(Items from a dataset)
● ● ● ●

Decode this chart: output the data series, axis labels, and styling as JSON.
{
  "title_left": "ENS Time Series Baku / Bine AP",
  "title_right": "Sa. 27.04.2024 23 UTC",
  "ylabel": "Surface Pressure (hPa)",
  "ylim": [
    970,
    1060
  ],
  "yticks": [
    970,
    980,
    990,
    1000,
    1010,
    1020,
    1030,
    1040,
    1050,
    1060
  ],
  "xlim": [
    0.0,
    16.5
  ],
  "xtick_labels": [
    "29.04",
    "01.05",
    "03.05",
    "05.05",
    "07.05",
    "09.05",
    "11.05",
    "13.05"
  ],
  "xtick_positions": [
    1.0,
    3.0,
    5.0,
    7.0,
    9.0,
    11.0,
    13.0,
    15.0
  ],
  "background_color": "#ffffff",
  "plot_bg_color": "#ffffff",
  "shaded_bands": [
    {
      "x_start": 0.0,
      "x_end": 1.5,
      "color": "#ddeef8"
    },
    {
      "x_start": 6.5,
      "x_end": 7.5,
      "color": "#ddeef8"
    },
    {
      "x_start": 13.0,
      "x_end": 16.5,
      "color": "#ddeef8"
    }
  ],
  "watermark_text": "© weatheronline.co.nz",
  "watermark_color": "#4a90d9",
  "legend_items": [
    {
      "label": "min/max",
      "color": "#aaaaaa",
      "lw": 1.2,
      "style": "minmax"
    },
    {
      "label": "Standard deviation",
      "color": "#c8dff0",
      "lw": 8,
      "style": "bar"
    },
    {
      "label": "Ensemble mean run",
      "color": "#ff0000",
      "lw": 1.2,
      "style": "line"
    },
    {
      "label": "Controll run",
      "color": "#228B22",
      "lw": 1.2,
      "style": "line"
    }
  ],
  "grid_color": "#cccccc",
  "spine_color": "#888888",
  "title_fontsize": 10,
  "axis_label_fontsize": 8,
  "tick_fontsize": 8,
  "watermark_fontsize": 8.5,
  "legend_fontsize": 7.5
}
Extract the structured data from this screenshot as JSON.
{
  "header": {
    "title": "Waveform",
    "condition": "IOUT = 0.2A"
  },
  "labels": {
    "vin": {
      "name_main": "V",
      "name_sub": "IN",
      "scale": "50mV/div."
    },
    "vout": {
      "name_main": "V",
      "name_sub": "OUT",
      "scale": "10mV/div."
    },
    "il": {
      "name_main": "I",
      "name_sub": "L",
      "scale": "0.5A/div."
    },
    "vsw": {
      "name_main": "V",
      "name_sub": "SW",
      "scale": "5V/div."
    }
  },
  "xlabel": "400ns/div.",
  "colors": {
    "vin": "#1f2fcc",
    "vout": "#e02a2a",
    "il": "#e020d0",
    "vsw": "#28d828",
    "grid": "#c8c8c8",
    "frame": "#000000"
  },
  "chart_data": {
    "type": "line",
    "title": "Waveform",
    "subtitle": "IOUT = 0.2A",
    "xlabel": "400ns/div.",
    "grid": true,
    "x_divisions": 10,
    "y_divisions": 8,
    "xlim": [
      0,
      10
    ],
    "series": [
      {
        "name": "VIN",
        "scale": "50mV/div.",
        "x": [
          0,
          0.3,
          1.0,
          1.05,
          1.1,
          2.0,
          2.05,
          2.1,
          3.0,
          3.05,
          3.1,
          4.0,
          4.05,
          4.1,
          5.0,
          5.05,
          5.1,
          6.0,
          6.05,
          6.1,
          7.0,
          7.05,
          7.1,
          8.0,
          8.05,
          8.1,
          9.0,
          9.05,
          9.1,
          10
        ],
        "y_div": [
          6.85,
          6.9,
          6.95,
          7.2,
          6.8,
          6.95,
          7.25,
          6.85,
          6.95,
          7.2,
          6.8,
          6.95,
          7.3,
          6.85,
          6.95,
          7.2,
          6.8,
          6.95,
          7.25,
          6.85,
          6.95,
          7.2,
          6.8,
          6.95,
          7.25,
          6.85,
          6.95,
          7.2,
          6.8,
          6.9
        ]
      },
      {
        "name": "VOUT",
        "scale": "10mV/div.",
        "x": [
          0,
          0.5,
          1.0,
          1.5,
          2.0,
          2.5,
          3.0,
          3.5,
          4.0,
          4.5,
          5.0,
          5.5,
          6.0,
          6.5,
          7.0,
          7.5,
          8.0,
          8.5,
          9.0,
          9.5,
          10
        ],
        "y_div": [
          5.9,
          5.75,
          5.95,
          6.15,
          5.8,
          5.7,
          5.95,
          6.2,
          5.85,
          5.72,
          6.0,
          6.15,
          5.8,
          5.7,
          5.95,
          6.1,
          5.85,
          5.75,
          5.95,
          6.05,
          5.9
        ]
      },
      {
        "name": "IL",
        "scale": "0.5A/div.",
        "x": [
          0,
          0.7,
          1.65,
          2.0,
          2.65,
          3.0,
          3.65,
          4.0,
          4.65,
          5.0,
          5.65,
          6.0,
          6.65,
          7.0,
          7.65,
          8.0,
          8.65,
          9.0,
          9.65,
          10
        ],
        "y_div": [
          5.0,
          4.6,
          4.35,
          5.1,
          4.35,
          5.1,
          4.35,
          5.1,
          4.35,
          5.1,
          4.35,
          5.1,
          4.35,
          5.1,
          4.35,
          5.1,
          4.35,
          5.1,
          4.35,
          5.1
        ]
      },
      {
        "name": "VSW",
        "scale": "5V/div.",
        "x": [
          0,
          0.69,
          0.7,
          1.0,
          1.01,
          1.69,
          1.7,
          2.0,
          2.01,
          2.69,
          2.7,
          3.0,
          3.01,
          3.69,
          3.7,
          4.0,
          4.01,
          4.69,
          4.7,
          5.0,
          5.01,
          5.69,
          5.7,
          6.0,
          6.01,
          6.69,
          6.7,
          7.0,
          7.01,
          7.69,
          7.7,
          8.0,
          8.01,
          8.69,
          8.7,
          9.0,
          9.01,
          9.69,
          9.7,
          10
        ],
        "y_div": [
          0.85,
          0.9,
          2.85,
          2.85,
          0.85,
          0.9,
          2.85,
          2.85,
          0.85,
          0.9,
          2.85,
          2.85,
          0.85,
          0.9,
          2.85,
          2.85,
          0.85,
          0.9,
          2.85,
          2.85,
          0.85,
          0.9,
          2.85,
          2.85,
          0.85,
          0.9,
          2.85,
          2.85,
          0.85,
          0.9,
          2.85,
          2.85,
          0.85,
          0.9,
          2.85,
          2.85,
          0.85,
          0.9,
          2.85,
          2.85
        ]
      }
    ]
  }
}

● ● ● ●

§ GIVEN EXERCISE: Copy out the lines in which the string "IOUT" appears.

§ OUTPUT:
    "condition": "IOUT = 0.2A"
    "subtitle": "IOUT = 0.2A",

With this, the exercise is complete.